Rows from a dataset.

★ ★ ★ ★ ★ ★ ★

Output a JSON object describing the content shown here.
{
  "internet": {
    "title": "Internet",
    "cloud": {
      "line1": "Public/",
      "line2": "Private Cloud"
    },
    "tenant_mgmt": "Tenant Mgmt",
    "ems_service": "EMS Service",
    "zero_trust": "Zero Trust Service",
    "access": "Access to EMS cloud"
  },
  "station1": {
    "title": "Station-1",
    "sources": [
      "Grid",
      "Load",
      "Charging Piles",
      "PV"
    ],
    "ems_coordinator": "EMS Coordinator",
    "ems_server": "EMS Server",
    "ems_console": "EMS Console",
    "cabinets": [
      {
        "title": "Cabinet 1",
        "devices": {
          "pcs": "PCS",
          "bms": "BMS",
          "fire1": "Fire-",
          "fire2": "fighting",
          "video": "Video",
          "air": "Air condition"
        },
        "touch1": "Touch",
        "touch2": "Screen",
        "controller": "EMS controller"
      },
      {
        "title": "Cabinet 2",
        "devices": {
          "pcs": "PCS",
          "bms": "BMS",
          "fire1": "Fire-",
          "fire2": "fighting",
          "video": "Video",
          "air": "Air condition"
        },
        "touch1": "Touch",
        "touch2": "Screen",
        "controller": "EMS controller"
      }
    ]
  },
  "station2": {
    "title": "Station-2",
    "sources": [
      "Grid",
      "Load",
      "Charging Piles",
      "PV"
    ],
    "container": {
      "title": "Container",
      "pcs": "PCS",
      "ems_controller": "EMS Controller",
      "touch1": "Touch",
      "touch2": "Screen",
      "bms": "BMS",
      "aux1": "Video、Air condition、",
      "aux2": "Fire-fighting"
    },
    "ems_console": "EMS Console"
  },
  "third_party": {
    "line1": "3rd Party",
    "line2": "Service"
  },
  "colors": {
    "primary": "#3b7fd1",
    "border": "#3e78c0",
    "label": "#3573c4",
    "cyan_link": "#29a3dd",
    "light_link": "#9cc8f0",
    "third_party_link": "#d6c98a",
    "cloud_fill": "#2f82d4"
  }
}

★ ★ ★ ★ ★ ★ ★

Write out every record verbatim.

Output a JSON object describing the content shown here.
{
  "internet": {
    "title": "Internet",
    "cloud": {
      "line1": "Public/",
      "line2": "Private Cloud"
    },
    "tenant_mgmt": "Tenant Mgmt",
    "ems_service": "EMS Service",
    "zero_trust": "Zero Trust Service",
    "access": "Access to EMS cloud"
  },
  "station1": {
    "title": "Station-1",
    "sources": [
      "Grid",
      "Load",
      "Charging Piles",
      "PV"
    ],
    "ems_coordinator": "EMS Coordinator",
    "ems_server": "EMS Server",
    "ems_console": "EMS Console",
    "cabinets": [
      {
        "title": "Cabinet 1",
        "devices": {
          "pcs": "PCS",
          "bms": "BMS",
          "fire1": "Fire-",
          "fire2": "fighting",
          "video": "Video",
          "air": "Air condition"
        },
        "touch1": "Touch",
        "touch2": "Screen",
        "controller": "EMS controller"
      },
      {
        "title": "Cabinet 2",
        "devices": {
          "pcs": "PCS",
          "bms": "BMS",
          "fire1": "Fire-",
          "fire2": "fighting",
          "video": "Video",
          "air": "Air condition"
        },
        "touch1": "Touch",
        "touch2": "Screen",
        "controller": "EMS controller"
      }
    ]
  },
  "station2": {
    "title": "Station-2",
    "sources": [
      "Grid",
      "Load",
      "Charging Piles",
      "PV"
    ],
    "container": {
      "title": "Container",
      "pcs": "PCS",
      "ems_controller": "EMS Controller",
      "touch1": "Touch",
      "touch2": "Screen",
      "bms": "BMS",
      "aux1": "Video、Air condition、",
      "aux2": "Fire-fighting"
    },
    "ems_console": "EMS Console"
  },
  "third_party": {
    "line1": "3rd Party",
    "line2": "Service"
  },
  "colors": {
    "primary": "#3b7fd1",
    "border": "#3e78c0",
    "label": "#3573c4",
    "cyan_link": "#29a3dd",
    "light_link": "#9cc8f0",
    "third_party_link": "#d6c98a",
    "cloud_fill": "#2f82d4"
  }
}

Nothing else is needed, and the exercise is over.